_THE EXERCISE_
Which lines in the records below contain the string "date"? Pick out each of them, treating uppercase and lowercase as different.

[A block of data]
** Start **
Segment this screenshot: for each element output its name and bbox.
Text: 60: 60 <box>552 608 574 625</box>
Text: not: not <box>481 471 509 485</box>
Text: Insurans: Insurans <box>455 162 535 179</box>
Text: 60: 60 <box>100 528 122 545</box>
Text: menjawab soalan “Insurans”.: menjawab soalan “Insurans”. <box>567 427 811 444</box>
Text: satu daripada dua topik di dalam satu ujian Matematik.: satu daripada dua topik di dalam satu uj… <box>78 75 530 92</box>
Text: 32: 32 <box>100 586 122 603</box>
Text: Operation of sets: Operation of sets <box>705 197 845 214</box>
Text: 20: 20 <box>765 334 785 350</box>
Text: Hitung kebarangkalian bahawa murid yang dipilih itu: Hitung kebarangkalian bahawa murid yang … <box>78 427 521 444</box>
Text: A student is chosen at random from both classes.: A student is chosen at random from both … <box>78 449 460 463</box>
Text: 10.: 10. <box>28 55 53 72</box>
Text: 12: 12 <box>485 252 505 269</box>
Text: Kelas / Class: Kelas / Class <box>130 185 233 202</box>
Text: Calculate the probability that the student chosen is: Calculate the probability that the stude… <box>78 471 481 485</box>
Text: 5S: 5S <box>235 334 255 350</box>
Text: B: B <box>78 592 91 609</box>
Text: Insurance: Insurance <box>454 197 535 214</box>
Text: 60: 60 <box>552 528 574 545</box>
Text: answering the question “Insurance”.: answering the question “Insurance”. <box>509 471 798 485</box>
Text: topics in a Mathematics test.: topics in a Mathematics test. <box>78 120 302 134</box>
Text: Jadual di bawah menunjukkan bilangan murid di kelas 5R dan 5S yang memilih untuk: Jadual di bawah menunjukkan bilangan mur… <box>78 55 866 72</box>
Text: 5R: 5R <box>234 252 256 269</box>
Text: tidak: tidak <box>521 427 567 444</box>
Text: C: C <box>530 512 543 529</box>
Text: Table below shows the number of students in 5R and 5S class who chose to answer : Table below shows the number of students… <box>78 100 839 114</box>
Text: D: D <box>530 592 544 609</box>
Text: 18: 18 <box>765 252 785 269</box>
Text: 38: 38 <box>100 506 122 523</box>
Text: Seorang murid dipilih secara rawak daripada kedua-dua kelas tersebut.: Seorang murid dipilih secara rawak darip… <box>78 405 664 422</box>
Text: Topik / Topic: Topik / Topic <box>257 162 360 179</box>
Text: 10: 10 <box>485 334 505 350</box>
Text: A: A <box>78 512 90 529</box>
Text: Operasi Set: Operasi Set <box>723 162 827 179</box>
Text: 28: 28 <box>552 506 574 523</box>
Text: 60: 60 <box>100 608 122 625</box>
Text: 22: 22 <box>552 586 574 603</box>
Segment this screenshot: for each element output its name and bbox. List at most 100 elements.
** End **
** Start **
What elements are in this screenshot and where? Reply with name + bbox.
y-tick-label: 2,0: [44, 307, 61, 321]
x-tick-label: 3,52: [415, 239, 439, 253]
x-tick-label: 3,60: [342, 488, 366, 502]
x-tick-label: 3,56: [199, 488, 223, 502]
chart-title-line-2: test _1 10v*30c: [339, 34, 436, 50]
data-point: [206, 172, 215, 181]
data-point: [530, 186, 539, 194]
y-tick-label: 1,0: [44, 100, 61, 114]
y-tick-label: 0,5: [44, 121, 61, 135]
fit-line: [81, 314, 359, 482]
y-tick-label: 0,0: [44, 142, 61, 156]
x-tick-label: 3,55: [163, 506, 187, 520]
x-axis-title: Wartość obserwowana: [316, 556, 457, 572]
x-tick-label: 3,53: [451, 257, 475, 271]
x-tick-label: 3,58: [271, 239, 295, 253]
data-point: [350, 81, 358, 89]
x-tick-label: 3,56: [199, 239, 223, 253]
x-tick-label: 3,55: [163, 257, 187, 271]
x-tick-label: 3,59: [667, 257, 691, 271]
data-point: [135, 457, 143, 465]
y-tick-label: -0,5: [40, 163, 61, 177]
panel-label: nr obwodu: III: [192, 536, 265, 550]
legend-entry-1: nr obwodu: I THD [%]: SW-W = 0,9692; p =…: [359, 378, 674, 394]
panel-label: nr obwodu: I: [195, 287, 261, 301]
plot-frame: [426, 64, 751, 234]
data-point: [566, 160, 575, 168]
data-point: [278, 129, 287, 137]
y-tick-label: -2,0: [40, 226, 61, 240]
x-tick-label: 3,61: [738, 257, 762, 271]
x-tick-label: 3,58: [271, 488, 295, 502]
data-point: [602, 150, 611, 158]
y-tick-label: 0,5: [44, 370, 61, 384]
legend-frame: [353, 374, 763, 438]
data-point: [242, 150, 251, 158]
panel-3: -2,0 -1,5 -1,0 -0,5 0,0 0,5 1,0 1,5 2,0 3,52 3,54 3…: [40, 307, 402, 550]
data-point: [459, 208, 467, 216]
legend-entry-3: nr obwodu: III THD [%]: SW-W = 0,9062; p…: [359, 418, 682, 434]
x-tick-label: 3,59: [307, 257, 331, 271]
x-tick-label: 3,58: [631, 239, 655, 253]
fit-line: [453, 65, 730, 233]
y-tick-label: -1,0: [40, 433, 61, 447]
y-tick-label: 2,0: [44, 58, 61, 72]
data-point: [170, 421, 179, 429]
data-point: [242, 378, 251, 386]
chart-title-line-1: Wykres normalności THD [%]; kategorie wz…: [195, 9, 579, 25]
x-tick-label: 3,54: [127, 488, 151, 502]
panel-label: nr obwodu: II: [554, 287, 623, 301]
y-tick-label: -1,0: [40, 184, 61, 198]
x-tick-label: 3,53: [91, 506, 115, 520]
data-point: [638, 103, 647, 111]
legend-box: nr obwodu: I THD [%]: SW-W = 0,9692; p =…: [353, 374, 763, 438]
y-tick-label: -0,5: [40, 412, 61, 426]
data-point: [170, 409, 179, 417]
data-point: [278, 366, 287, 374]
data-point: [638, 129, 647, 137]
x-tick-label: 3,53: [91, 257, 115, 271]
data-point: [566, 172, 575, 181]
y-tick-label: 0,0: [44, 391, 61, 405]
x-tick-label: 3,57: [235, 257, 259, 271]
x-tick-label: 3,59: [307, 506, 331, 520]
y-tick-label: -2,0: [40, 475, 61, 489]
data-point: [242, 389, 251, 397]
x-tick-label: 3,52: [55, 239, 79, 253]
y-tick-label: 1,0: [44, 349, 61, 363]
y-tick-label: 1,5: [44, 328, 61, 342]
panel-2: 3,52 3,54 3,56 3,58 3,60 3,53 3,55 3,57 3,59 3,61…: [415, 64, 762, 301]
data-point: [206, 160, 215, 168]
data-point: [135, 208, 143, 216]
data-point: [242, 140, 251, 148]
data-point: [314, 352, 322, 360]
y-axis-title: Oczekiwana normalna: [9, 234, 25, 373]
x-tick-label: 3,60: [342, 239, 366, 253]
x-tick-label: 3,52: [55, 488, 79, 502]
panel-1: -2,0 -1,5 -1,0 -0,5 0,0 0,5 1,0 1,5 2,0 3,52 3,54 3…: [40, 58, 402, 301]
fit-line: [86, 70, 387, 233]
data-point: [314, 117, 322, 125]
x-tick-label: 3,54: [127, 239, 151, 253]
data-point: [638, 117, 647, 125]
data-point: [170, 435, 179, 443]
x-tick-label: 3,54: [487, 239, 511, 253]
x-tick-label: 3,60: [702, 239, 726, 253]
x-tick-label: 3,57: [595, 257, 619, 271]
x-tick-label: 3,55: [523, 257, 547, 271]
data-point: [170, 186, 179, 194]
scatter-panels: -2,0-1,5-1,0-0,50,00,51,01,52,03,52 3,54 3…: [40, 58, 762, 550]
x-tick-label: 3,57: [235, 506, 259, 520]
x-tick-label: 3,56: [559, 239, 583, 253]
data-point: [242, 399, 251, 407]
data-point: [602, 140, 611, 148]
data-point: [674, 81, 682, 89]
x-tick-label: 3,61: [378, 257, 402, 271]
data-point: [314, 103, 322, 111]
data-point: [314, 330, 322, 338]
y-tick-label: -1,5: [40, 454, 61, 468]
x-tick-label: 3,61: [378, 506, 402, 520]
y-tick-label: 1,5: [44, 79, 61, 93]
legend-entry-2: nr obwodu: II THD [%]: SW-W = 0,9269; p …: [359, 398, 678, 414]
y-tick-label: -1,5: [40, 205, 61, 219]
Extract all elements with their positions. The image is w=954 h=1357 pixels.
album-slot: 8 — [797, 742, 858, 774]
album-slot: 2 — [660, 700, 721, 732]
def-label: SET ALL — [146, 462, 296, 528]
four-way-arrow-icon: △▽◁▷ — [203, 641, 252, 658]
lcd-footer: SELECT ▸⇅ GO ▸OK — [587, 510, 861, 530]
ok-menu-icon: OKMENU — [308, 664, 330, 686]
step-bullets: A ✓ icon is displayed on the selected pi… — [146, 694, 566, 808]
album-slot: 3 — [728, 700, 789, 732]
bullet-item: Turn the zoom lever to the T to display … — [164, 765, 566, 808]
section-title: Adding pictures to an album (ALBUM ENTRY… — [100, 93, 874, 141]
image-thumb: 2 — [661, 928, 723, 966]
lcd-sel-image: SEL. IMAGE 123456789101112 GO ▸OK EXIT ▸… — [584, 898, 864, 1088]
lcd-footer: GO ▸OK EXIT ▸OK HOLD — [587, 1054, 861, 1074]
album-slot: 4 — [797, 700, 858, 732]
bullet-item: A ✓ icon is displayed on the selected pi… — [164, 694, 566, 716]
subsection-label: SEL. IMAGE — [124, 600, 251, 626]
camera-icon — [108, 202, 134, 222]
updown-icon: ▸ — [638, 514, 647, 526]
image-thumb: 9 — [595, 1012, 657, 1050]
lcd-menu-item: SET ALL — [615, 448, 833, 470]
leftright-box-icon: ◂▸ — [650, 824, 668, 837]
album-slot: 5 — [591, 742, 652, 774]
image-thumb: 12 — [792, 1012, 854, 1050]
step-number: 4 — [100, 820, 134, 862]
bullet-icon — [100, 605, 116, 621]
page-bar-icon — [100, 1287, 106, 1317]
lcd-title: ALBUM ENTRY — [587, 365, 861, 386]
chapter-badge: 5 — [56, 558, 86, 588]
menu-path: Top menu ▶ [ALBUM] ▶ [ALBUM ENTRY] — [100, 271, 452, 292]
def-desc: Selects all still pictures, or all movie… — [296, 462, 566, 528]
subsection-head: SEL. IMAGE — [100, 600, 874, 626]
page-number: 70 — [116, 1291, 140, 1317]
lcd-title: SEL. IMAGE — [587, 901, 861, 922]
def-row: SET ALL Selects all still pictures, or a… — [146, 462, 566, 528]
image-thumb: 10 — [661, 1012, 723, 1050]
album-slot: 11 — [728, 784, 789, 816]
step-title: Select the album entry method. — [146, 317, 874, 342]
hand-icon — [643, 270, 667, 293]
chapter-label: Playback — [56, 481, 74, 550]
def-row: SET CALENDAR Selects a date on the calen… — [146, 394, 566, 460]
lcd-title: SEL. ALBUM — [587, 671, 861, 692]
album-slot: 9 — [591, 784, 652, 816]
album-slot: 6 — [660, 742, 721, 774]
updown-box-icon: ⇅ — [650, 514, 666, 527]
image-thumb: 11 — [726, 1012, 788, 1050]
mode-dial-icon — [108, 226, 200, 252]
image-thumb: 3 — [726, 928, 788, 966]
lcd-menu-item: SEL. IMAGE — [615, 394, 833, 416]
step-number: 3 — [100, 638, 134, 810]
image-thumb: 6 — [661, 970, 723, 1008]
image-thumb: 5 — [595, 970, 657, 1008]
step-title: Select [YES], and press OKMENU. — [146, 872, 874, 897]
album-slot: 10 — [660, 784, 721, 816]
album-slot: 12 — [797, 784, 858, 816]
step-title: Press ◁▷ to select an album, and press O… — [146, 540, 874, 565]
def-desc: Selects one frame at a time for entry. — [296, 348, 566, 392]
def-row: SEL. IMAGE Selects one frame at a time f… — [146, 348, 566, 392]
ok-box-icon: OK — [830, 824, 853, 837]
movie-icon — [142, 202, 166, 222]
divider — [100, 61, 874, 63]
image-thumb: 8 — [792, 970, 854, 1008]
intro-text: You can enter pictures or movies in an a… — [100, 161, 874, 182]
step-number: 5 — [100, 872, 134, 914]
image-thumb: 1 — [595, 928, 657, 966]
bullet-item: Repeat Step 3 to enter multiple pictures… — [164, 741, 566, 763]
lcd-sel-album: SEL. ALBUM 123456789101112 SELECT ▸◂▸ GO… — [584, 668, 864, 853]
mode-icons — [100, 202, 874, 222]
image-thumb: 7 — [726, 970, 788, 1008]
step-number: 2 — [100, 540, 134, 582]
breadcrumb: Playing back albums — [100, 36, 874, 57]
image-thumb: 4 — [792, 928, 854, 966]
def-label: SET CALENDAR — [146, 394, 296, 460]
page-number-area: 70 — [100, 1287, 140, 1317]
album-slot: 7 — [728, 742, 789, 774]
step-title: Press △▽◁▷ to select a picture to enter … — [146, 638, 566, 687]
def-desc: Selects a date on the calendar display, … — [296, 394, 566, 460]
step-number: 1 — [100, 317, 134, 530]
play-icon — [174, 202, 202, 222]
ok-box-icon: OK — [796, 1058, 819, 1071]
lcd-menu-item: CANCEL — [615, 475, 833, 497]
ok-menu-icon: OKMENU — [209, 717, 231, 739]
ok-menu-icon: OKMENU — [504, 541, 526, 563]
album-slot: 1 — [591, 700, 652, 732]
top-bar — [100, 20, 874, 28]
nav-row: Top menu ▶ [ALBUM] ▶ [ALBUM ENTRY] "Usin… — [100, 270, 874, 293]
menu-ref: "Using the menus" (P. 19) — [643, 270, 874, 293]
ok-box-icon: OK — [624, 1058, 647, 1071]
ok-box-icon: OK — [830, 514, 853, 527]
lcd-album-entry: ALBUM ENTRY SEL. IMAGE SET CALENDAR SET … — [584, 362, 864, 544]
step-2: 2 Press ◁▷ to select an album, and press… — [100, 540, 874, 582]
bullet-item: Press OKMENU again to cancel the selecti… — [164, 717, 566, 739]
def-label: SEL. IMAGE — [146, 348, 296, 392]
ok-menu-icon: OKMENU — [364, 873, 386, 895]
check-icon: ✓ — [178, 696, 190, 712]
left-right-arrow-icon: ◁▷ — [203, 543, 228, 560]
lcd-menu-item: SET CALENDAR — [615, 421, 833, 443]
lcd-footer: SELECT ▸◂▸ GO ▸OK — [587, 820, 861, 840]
** End **
** Start **
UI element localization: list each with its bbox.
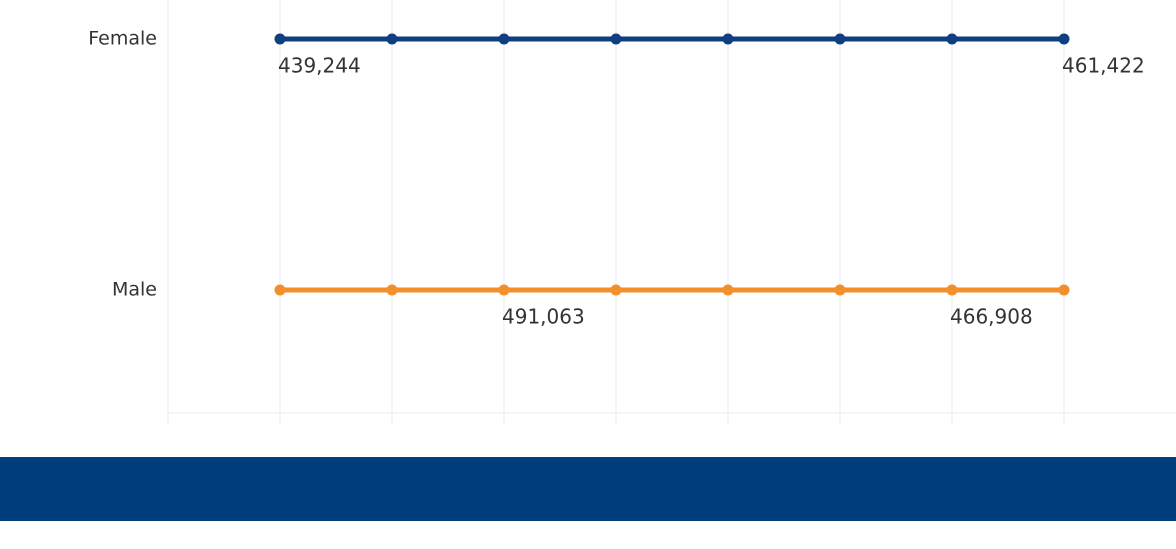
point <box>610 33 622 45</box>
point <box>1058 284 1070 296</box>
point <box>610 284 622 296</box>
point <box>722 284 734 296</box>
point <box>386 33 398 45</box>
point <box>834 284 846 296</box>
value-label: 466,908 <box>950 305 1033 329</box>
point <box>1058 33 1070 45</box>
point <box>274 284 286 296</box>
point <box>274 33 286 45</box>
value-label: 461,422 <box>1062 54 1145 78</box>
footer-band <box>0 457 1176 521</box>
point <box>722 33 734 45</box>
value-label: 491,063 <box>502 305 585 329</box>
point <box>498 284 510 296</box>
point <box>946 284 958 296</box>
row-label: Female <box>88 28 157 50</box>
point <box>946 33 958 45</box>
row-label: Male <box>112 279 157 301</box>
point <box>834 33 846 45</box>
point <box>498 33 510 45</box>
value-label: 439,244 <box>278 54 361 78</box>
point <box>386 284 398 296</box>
** End **
_COMPLETE ANSWER_
def-row: SET CALENDAR Selects a date on the calen… — [146, 394, 566, 460]
def-desc: Selects a date on the calendar display, … — [296, 394, 566, 460]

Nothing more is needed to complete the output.